▶ SET PROBLEM:
From the listing below, count the lines where the string "name" occurs. Give the number, with no other words.

Source records:
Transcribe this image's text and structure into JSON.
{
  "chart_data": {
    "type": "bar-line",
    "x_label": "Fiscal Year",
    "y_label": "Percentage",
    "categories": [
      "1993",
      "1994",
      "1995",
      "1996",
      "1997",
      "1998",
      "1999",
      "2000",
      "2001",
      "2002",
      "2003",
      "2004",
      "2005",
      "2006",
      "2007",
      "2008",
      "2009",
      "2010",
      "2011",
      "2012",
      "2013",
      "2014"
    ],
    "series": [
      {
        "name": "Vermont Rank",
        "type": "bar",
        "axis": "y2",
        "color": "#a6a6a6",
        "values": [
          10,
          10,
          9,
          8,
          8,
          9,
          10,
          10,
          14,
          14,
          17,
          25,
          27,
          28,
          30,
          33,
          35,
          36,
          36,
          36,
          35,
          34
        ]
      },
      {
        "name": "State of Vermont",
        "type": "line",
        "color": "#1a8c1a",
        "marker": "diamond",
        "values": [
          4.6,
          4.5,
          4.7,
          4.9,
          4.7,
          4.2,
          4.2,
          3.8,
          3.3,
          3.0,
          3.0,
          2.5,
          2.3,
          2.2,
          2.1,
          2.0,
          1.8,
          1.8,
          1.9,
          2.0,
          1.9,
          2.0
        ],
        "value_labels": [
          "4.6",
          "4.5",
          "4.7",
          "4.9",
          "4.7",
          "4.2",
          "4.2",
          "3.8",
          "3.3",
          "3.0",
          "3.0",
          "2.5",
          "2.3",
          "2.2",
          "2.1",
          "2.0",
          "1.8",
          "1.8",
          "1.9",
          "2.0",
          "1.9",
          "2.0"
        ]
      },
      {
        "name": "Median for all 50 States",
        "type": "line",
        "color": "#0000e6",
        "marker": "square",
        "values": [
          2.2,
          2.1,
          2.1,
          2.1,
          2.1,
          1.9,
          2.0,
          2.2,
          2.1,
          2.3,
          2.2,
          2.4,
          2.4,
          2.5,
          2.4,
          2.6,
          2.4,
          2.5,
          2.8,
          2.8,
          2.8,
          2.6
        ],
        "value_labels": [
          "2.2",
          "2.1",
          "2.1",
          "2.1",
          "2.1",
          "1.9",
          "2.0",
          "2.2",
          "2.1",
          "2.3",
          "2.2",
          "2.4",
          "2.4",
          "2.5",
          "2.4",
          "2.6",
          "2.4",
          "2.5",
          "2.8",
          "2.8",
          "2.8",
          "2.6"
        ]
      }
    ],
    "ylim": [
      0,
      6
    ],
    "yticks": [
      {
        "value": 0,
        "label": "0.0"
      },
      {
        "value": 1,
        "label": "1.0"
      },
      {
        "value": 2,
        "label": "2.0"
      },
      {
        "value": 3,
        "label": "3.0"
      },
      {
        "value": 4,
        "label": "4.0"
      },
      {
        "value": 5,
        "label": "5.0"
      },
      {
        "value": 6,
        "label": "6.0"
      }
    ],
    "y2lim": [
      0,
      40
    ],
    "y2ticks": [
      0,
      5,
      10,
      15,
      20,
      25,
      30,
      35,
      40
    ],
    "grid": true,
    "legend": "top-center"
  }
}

▶ WRITTEN RESPONSE:
3